### Your goal
Pick out each line containing the string "samlingarna".

Dataset entries
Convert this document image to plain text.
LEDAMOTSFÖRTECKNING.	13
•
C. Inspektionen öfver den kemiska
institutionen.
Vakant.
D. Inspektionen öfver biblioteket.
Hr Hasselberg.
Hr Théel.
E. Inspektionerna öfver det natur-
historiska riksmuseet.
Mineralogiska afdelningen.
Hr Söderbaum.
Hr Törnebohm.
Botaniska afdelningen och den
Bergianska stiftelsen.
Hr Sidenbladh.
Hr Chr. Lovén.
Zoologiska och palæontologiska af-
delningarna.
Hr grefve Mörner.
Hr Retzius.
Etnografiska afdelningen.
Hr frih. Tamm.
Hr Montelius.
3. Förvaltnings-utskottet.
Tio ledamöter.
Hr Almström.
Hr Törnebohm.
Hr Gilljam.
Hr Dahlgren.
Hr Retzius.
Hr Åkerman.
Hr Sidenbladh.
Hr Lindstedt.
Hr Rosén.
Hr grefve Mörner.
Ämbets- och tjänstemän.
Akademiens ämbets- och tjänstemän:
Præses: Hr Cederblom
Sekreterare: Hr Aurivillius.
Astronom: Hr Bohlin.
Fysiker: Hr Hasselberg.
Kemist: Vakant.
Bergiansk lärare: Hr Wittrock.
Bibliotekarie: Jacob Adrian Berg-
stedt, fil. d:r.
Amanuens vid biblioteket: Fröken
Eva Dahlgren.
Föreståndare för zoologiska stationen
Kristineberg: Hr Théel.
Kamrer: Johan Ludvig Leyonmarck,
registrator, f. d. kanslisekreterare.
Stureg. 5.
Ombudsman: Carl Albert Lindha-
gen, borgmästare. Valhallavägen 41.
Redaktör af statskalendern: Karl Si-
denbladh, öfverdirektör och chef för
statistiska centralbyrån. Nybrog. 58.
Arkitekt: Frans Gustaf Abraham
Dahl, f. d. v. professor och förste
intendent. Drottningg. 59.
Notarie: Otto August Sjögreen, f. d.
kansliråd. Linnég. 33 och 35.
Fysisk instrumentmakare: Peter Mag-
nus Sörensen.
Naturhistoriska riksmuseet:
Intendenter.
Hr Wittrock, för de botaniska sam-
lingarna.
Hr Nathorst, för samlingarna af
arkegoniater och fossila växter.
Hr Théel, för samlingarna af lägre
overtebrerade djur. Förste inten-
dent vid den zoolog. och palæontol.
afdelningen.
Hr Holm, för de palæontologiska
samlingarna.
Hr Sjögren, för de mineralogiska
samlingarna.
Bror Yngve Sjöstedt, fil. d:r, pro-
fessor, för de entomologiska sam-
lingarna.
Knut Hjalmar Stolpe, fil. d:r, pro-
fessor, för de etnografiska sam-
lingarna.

### Solution to this exercise
Hr Nathorst, för samlingarna af
Hr Théel, för samlingarna af lägre
samlingarna.
samlingarna.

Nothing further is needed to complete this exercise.